Aim
Search the records for "oder". Copy every line where it appears.

Recorded data
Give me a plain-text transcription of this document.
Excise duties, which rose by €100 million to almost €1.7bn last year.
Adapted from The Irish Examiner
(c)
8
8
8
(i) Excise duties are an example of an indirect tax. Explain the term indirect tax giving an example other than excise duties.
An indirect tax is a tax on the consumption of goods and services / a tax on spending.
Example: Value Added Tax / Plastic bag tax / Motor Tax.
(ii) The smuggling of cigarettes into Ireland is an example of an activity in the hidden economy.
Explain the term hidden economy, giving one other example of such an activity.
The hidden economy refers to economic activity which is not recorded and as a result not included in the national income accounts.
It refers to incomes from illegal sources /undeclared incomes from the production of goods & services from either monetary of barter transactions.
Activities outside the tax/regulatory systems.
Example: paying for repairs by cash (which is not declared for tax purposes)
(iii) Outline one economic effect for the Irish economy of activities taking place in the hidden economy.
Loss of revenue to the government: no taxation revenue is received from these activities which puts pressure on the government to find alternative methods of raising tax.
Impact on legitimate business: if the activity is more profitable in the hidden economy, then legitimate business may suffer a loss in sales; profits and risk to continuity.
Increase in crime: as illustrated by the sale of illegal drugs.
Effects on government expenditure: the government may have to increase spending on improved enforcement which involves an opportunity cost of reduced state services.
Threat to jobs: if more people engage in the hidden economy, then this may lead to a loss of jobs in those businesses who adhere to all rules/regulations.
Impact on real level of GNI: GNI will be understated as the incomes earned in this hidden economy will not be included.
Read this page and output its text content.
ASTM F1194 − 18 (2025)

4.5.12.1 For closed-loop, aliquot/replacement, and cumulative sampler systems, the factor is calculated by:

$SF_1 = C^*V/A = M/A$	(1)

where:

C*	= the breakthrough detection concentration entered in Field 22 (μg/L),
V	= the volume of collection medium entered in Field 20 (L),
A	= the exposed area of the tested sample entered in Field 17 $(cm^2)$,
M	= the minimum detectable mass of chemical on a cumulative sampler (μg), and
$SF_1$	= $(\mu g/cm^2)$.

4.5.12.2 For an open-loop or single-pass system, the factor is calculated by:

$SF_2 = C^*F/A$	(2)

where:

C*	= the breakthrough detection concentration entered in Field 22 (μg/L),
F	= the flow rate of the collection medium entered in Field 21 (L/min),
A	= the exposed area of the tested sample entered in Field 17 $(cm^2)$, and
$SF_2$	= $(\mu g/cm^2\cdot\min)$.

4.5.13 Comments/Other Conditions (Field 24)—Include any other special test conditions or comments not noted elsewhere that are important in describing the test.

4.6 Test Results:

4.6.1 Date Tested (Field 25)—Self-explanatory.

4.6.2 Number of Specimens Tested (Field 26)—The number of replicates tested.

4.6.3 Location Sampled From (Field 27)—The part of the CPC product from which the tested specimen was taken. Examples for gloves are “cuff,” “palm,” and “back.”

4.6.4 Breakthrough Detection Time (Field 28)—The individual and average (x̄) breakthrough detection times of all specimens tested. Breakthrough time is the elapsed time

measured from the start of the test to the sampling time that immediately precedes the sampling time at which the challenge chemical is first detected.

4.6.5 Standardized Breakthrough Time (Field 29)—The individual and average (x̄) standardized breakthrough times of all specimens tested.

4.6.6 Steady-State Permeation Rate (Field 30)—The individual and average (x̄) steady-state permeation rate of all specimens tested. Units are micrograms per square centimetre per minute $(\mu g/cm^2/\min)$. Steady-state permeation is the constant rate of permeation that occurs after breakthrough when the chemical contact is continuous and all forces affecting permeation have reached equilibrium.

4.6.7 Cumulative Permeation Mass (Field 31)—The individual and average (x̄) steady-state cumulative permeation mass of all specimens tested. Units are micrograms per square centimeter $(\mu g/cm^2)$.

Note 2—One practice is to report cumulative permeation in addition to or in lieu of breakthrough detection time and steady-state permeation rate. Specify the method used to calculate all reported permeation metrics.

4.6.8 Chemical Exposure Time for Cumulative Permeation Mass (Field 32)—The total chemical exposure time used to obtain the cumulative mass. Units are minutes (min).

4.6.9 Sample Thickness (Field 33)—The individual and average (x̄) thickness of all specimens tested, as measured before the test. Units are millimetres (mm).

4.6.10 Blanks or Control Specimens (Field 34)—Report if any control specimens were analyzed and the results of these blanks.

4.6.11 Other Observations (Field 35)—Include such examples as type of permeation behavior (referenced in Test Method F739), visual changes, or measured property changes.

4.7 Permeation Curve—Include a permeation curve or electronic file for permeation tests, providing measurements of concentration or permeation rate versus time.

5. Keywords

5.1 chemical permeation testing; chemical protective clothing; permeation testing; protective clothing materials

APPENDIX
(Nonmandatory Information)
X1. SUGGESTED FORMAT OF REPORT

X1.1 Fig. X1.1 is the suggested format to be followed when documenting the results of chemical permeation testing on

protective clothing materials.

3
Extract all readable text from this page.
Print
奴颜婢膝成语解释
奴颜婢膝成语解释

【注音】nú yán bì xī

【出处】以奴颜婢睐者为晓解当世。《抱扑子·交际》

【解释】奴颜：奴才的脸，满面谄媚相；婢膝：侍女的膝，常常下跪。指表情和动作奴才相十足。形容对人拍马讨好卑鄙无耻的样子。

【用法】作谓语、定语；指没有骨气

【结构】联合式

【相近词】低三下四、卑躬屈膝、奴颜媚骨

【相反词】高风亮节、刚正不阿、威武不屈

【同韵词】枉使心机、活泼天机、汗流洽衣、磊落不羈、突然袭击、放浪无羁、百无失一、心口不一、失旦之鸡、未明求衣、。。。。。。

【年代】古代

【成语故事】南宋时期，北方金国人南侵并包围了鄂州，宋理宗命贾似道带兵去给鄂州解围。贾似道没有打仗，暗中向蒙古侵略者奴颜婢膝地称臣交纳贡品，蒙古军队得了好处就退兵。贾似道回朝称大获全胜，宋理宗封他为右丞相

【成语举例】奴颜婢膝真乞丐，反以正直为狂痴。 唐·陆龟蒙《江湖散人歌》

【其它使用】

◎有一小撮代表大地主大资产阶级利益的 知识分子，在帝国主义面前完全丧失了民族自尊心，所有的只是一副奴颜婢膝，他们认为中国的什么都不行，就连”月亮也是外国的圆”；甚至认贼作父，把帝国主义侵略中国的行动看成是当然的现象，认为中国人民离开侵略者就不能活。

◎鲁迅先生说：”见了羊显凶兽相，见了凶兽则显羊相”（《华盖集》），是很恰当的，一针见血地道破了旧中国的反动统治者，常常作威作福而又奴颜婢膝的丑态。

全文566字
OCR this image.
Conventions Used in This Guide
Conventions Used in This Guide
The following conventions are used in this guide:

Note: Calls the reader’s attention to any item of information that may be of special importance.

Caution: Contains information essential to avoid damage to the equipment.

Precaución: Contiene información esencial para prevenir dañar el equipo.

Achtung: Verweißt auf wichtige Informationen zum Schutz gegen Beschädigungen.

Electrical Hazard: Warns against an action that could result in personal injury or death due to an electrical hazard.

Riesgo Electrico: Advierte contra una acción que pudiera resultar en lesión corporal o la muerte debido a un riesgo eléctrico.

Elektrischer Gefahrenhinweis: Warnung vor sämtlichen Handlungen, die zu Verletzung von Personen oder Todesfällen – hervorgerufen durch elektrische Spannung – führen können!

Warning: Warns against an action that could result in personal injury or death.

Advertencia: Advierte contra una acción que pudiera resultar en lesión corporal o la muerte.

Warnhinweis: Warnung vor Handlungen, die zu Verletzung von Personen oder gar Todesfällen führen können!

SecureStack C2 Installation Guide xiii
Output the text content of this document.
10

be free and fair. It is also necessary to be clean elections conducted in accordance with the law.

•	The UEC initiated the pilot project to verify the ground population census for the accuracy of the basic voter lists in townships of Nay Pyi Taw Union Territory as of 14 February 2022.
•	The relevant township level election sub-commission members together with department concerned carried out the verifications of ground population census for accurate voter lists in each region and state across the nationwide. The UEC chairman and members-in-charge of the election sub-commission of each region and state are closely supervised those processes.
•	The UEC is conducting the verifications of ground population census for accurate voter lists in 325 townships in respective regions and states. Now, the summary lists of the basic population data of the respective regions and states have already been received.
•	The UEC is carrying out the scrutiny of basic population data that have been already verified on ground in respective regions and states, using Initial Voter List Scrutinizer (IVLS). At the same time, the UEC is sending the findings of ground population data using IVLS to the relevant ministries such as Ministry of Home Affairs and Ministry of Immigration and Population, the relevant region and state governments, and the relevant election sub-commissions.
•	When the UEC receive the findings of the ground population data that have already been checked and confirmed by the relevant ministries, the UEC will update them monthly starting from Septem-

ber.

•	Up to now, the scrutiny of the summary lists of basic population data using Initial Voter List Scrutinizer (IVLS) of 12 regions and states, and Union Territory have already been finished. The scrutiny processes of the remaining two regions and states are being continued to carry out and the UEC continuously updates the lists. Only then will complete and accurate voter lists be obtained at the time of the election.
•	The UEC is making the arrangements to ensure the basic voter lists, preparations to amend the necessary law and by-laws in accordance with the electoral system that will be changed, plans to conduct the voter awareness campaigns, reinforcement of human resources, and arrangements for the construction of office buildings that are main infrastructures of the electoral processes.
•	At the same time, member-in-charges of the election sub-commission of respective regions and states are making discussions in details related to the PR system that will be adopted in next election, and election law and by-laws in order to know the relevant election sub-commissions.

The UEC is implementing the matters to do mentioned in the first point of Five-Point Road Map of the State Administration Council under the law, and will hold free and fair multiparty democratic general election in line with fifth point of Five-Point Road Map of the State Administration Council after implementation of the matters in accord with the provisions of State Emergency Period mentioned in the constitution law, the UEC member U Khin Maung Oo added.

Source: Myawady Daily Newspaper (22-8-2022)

Exercise response
Elektrischer Gefahrenhinweis: Warnung vor sämtlichen Handlungen, die zu Verletzung von Personen oder Todesfällen – hervorgerufen durch elektrische Spannung – führen können!
Warnhinweis: Warnung vor Handlungen, die zu Verletzung von Personen oder gar Todesfällen führen können!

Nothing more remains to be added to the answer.